Select the lines below containing the word "xlabel".

Rows from a figure dataset
□ □ □
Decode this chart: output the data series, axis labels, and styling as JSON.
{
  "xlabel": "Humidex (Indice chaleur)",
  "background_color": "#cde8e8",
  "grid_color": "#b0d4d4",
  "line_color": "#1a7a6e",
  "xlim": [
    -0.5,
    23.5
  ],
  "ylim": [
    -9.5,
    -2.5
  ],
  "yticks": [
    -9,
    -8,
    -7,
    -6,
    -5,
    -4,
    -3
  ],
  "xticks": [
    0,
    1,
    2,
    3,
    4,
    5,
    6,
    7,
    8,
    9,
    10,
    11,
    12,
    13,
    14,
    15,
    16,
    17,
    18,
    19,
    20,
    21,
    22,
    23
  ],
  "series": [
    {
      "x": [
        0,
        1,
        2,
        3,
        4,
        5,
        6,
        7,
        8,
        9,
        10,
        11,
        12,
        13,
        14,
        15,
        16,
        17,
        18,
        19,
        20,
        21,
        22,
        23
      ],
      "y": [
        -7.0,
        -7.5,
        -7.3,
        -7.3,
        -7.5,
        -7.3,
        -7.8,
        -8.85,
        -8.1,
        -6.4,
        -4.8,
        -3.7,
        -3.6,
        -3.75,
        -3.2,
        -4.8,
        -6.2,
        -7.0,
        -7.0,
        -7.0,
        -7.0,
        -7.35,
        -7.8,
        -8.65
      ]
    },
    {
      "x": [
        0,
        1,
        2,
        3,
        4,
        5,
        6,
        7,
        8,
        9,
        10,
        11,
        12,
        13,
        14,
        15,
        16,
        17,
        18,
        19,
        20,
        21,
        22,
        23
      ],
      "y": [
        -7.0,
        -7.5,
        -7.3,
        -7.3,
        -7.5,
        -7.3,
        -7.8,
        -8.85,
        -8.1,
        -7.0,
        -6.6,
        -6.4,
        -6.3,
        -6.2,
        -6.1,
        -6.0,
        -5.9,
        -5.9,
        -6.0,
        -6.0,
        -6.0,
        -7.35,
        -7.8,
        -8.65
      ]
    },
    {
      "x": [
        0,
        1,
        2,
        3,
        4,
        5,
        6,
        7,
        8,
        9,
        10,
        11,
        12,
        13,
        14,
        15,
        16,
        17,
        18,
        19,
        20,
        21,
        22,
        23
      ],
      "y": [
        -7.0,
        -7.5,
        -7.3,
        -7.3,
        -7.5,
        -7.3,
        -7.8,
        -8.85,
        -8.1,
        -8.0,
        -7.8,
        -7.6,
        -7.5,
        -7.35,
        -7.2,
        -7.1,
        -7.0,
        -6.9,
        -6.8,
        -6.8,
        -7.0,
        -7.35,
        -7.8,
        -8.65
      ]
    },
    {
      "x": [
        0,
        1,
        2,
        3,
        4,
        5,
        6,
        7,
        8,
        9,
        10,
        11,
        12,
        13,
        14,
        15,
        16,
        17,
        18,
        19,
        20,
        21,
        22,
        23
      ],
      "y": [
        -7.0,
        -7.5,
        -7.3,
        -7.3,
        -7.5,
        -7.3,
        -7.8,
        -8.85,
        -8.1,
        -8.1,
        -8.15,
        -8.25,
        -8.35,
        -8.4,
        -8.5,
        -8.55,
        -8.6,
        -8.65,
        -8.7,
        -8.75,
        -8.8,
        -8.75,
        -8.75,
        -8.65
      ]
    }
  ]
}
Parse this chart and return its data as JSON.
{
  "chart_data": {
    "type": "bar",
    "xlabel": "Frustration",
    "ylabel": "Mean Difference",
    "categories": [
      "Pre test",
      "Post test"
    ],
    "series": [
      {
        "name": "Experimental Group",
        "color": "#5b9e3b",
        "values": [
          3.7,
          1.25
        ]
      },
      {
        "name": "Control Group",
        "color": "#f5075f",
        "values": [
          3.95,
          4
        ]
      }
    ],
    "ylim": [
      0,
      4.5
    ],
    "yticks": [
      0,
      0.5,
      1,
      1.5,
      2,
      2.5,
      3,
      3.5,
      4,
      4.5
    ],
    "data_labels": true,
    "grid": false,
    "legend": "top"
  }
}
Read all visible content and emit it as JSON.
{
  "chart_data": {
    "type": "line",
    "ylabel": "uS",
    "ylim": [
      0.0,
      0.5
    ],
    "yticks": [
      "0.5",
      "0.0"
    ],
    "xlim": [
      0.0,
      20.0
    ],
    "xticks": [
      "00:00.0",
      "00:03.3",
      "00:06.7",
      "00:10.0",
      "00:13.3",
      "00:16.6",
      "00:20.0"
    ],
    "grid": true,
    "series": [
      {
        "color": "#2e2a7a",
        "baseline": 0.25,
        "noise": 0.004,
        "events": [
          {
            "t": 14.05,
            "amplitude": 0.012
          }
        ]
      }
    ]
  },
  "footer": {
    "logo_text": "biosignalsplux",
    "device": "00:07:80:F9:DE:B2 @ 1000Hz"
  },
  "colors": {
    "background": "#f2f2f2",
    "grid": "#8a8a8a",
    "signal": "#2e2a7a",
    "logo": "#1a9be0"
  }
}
□ □ □
- Exercise answer:
  "xlabel": "Humidex (Indice chaleur)",
    "xlabel": "Frustration",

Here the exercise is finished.